▶ _What is being asked_: Below are records; count the lines that contain "Please" and give only the total.

▶ _Dataset records_:

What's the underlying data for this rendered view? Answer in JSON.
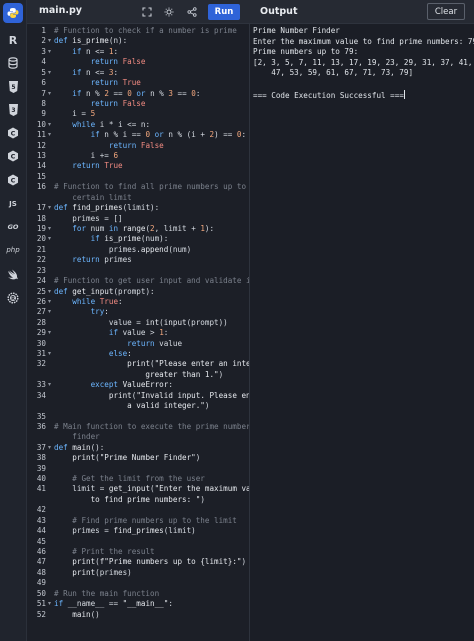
{
  "header": {
    "file_tab": "main.py",
    "run_label": "Run",
    "output_title": "Output",
    "clear_label": "Clear"
  },
  "rail": {
    "icons": [
      "python-icon",
      "r-icon",
      "database-icon",
      "html5-icon",
      "javascript-icon",
      "c-icon",
      "cpp-icon",
      "csharp-icon",
      "js-icon",
      "go-icon",
      "php-icon",
      "swift-icon",
      "rust-icon"
    ],
    "labels": {
      "js": "JS",
      "go": "GO",
      "php": "php"
    }
  },
  "editor": {
    "lines": [
      {
        "n": "1",
        "fold": false,
        "html": "<span class='com'># Function to check if a number is prime</span>"
      },
      {
        "n": "2",
        "fold": true,
        "html": "<span class='kw'>def</span> <span class='fn'>is_prime</span>(n):"
      },
      {
        "n": "3",
        "fold": true,
        "html": "    <span class='kw'>if</span> n &lt;= <span class='num'>1</span>:"
      },
      {
        "n": "4",
        "fold": false,
        "html": "        <span class='kw'>return</span> <span class='bool'>False</span>"
      },
      {
        "n": "5",
        "fold": true,
        "html": "    <span class='kw'>if</span> n &lt;= <span class='num'>3</span>:"
      },
      {
        "n": "6",
        "fold": false,
        "html": "        <span class='kw'>return</span> <span class='bool'>True</span>"
      },
      {
        "n": "7",
        "fold": true,
        "html": "    <span class='kw'>if</span> n % <span class='num'>2</span> == <span class='num'>0</span> <span class='kw'>or</span> n % <span class='num'>3</span> == <span class='num'>0</span>:"
      },
      {
        "n": "8",
        "fold": false,
        "html": "        <span class='kw'>return</span> <span class='bool'>False</span>"
      },
      {
        "n": "9",
        "fold": false,
        "html": "    i = <span class='num'>5</span>"
      },
      {
        "n": "10",
        "fold": true,
        "html": "    <span class='kw'>while</span> i * i &lt;= n:"
      },
      {
        "n": "11",
        "fold": true,
        "html": "        <span class='kw'>if</span> n % i == <span class='num'>0</span> <span class='kw'>or</span> n % (i + <span class='num'>2</span>) == <span class='num'>0</span>:"
      },
      {
        "n": "12",
        "fold": false,
        "html": "            <span class='kw'>return</span> <span class='bool'>False</span>"
      },
      {
        "n": "13",
        "fold": false,
        "html": "        i += <span class='num'>6</span>"
      },
      {
        "n": "14",
        "fold": false,
        "html": "    <span class='kw'>return</span> <span class='bool'>True</span>"
      },
      {
        "n": "15",
        "fold": false,
        "html": ""
      },
      {
        "n": "16",
        "fold": false,
        "html": "<span class='com'># Function to find all prime numbers up to a</span>",
        "wrap": "<span class='com'>    certain limit</span>"
      },
      {
        "n": "17",
        "fold": true,
        "html": "<span class='kw'>def</span> <span class='fn'>find_primes</span>(limit):"
      },
      {
        "n": "18",
        "fold": false,
        "html": "    primes = []"
      },
      {
        "n": "19",
        "fold": true,
        "html": "    <span class='kw'>for</span> num <span class='kw'>in</span> <span class='fn'>range</span>(<span class='num'>2</span>, limit + <span class='num'>1</span>):"
      },
      {
        "n": "20",
        "fold": true,
        "html": "        <span class='kw'>if</span> <span class='fn'>is_prime</span>(num):"
      },
      {
        "n": "21",
        "fold": false,
        "html": "            primes.<span class='fn'>append</span>(num)"
      },
      {
        "n": "22",
        "fold": false,
        "html": "    <span class='kw'>return</span> primes"
      },
      {
        "n": "23",
        "fold": false,
        "html": ""
      },
      {
        "n": "24",
        "fold": false,
        "html": "<span class='com'># Function to get user input and validate it</span>"
      },
      {
        "n": "25",
        "fold": true,
        "html": "<span class='kw'>def</span> <span class='fn'>get_input</span>(prompt):"
      },
      {
        "n": "26",
        "fold": true,
        "html": "    <span class='kw'>while</span> <span class='bool'>True</span>:"
      },
      {
        "n": "27",
        "fold": true,
        "html": "        <span class='kw'>try</span>:"
      },
      {
        "n": "28",
        "fold": false,
        "html": "            value = <span class='fn'>int</span>(<span class='fn'>input</span>(prompt))"
      },
      {
        "n": "29",
        "fold": true,
        "html": "            <span class='kw'>if</span> value &gt; <span class='num'>1</span>:"
      },
      {
        "n": "30",
        "fold": false,
        "html": "                <span class='kw'>return</span> value"
      },
      {
        "n": "31",
        "fold": true,
        "html": "            <span class='kw'>else</span>:"
      },
      {
        "n": "32",
        "fold": false,
        "html": "                <span class='fn'>print</span>(<span class='str'>\"Please enter an integer</span>",
        "wrap": "<span class='str'>                    greater than 1.\"</span>)"
      },
      {
        "n": "33",
        "fold": true,
        "html": "        <span class='kw'>except</span> <span class='fn'>ValueError</span>:"
      },
      {
        "n": "34",
        "fold": false,
        "html": "            <span class='fn'>print</span>(<span class='str'>\"Invalid input. Please enter</span>",
        "wrap": "<span class='str'>                a valid integer.\"</span>)"
      },
      {
        "n": "35",
        "fold": false,
        "html": ""
      },
      {
        "n": "36",
        "fold": false,
        "html": "<span class='com'># Main function to execute the prime number</span>",
        "wrap": "<span class='com'>    finder</span>"
      },
      {
        "n": "37",
        "fold": true,
        "html": "<span class='kw'>def</span> <span class='fn'>main</span>():"
      },
      {
        "n": "38",
        "fold": false,
        "html": "    <span class='fn'>print</span>(<span class='str'>\"Prime Number Finder\"</span>)"
      },
      {
        "n": "39",
        "fold": false,
        "html": ""
      },
      {
        "n": "40",
        "fold": false,
        "html": "    <span class='com'># Get the limit from the user</span>"
      },
      {
        "n": "41",
        "fold": false,
        "html": "    limit = <span class='fn'>get_input</span>(<span class='str'>\"Enter the maximum value</span>",
        "wrap": "<span class='str'>        to find prime numbers: \"</span>)"
      },
      {
        "n": "42",
        "fold": false,
        "html": ""
      },
      {
        "n": "43",
        "fold": false,
        "html": "    <span class='com'># Find prime numbers up to the limit</span>"
      },
      {
        "n": "44",
        "fold": false,
        "html": "    primes = <span class='fn'>find_primes</span>(limit)"
      },
      {
        "n": "45",
        "fold": false,
        "html": ""
      },
      {
        "n": "46",
        "fold": false,
        "html": "    <span class='com'># Print the result</span>"
      },
      {
        "n": "47",
        "fold": false,
        "html": "    <span class='fn'>print</span>(<span class='str'>f\"Prime numbers up to {limit}:\"</span>)"
      },
      {
        "n": "48",
        "fold": false,
        "html": "    <span class='fn'>print</span>(primes)"
      },
      {
        "n": "49",
        "fold": false,
        "html": ""
      },
      {
        "n": "50",
        "fold": false,
        "html": "<span class='com'># Run the main function</span>"
      },
      {
        "n": "51",
        "fold": true,
        "html": "<span class='kw'>if</span> __name__ == <span class='str'>\"__main__\"</span>:"
      },
      {
        "n": "52",
        "fold": false,
        "html": "    <span class='fn'>main</span>()"
      }
    ]
  },
  "output": {
    "lines": [
      "Prime Number Finder",
      "Enter the maximum value to find prime numbers: 79",
      "Prime numbers up to 79:",
      "[2, 3, 5, 7, 11, 13, 17, 19, 23, 29, 31, 37, 41, 43,",
      "    47, 53, 59, 61, 67, 71, 73, 79]",
      "",
      "=== Code Execution Successful ==="
    ]
  },
  "colors": {
    "accent": "#2f63d8",
    "keyword": "#6cb6ff",
    "number": "#f5a97f",
    "boolean": "#f28b82",
    "comment": "#7b818c"
  }
}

▶ _Task answer_: 2